Which lines hold the word "Smoothed"? Copy each one.

(begin)

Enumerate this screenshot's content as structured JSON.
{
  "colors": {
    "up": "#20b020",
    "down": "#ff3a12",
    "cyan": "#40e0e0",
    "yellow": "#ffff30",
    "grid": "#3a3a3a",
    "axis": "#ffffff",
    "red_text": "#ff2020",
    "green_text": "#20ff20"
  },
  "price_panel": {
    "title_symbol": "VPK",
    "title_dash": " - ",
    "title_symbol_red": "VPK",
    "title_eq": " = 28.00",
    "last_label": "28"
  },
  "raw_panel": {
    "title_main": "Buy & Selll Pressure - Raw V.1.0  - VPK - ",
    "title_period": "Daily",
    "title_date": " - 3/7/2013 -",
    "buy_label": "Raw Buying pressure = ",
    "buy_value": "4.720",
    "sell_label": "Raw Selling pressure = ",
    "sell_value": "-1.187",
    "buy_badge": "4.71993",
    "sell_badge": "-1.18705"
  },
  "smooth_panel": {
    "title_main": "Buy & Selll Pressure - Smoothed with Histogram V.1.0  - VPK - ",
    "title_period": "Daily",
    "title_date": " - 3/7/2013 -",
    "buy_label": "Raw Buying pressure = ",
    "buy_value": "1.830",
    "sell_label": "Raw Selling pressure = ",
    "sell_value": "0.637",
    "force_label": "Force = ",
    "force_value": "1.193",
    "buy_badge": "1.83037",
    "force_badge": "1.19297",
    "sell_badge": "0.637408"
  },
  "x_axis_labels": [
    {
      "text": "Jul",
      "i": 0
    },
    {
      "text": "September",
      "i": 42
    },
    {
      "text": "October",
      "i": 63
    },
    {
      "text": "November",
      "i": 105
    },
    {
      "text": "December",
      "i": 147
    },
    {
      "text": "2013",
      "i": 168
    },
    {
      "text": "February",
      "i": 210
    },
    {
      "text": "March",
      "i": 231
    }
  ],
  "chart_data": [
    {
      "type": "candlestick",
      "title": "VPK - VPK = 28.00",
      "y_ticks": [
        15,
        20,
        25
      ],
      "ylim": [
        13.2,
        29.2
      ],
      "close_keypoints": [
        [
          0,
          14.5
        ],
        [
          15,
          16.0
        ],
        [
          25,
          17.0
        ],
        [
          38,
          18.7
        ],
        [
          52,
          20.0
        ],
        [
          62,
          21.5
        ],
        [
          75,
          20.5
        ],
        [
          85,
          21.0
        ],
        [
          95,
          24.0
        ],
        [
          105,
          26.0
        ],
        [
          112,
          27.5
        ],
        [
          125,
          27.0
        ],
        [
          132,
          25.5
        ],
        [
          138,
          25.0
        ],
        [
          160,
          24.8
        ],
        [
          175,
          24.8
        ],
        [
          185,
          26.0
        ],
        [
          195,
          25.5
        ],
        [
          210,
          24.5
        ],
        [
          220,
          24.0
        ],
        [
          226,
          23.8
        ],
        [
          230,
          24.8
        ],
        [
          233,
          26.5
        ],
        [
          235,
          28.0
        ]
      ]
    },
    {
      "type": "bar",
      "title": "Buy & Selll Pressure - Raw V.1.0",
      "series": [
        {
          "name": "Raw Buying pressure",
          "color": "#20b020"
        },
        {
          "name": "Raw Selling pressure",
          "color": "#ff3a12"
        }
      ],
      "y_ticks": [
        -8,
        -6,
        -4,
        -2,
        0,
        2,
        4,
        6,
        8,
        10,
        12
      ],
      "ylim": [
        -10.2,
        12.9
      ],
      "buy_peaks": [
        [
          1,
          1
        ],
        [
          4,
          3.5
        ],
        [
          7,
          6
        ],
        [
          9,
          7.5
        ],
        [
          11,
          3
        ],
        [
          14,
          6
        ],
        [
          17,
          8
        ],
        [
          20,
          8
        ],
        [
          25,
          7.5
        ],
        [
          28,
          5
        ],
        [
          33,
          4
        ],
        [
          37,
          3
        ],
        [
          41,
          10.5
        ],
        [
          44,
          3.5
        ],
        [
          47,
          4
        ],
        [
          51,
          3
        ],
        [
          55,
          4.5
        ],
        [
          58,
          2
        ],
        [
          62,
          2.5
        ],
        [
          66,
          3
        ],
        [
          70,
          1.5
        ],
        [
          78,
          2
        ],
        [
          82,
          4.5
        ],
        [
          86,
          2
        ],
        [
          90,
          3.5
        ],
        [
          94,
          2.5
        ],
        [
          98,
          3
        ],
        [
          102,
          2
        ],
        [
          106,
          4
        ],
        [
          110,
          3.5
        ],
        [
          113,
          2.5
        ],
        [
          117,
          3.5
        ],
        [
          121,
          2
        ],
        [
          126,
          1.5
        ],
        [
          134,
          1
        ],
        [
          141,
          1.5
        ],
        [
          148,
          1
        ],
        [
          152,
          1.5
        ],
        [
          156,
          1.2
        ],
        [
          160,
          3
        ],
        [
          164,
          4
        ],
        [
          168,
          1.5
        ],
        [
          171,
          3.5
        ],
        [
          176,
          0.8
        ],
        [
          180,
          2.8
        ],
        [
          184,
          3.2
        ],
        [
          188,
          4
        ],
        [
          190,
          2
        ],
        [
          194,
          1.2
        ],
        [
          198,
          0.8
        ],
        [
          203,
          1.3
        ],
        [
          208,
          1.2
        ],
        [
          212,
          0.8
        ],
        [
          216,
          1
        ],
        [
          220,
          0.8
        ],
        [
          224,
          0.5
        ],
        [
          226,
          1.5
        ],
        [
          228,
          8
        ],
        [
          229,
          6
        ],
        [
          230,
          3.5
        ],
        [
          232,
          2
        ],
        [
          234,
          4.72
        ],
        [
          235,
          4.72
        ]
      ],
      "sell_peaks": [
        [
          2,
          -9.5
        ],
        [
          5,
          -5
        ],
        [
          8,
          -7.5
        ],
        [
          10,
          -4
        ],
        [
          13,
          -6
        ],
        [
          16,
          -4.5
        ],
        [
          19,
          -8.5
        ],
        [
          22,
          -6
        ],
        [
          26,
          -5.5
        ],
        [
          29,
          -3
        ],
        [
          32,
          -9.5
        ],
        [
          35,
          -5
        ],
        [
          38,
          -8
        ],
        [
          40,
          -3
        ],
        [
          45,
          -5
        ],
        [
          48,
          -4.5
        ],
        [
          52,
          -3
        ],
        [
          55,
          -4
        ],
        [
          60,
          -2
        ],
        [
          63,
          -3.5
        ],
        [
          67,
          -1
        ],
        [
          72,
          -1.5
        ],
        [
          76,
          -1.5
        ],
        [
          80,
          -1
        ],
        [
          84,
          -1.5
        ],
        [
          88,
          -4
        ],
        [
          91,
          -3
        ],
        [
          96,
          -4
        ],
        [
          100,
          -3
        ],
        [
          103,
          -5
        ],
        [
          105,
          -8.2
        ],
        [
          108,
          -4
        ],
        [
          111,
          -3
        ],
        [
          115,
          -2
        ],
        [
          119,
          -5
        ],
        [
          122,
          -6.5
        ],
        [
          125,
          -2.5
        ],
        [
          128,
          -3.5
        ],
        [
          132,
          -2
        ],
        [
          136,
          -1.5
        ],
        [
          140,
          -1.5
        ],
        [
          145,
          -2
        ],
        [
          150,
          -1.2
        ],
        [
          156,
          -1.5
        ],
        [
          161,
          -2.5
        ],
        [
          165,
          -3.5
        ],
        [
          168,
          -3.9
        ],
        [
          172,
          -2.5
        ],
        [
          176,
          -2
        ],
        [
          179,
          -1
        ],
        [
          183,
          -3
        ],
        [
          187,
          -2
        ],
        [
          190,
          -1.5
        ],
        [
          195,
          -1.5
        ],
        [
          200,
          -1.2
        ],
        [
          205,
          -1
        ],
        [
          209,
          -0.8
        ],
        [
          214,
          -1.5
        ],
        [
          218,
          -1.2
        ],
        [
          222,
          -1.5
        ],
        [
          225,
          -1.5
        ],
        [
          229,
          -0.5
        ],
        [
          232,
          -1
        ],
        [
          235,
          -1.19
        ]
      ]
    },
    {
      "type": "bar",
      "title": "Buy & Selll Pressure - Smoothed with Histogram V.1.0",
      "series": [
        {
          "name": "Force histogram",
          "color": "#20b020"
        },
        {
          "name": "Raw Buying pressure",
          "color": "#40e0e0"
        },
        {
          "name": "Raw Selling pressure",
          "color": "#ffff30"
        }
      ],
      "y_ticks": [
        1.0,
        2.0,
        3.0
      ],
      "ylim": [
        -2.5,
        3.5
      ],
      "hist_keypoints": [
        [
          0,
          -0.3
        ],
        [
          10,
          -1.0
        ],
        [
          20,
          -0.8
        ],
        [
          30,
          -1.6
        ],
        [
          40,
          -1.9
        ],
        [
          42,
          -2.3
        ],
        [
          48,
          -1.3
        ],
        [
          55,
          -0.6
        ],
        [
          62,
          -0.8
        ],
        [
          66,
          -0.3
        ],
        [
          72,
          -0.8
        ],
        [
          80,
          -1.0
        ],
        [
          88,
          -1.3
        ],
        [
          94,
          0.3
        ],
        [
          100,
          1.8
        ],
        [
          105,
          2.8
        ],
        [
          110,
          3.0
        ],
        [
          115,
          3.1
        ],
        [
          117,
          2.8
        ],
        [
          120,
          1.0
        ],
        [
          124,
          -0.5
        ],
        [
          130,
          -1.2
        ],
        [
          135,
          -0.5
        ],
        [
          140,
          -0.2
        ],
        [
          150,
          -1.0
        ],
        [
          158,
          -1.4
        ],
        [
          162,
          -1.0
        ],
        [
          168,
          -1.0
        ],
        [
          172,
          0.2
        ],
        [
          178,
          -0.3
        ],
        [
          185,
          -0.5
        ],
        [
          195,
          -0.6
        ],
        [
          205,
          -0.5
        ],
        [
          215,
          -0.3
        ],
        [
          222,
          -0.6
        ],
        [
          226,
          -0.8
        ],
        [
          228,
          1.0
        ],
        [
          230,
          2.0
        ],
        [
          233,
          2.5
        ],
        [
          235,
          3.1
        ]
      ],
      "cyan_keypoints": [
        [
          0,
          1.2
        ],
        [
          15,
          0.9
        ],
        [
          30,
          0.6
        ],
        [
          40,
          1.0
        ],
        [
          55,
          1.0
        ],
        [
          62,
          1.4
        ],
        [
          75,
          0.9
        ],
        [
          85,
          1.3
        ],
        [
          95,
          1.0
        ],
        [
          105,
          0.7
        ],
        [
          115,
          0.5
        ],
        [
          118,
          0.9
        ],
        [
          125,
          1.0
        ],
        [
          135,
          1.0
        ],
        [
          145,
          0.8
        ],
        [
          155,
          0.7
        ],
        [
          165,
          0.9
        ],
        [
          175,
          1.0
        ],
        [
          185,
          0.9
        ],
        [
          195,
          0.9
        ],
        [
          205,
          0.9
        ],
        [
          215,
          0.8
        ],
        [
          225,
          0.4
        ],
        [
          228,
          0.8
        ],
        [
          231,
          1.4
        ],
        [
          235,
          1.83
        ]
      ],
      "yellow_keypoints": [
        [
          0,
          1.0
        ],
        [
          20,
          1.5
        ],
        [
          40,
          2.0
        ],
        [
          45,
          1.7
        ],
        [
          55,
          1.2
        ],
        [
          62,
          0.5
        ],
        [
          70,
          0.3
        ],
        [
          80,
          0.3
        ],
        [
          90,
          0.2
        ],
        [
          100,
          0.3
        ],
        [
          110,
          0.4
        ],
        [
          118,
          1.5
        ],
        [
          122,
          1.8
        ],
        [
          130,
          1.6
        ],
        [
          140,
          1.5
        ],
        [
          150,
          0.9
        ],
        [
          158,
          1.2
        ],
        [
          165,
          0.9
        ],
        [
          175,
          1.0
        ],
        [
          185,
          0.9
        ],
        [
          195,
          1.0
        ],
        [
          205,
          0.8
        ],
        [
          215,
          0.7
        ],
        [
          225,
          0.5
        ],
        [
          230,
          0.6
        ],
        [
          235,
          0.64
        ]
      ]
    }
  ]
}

(end)

TASK RESULT =>
    "title_main": "Buy & Selll Pressure - Smoothed with Histogram V.1.0  - VPK - ",
      "title": "Buy & Selll Pressure - Smoothed with Histogram V.1.0",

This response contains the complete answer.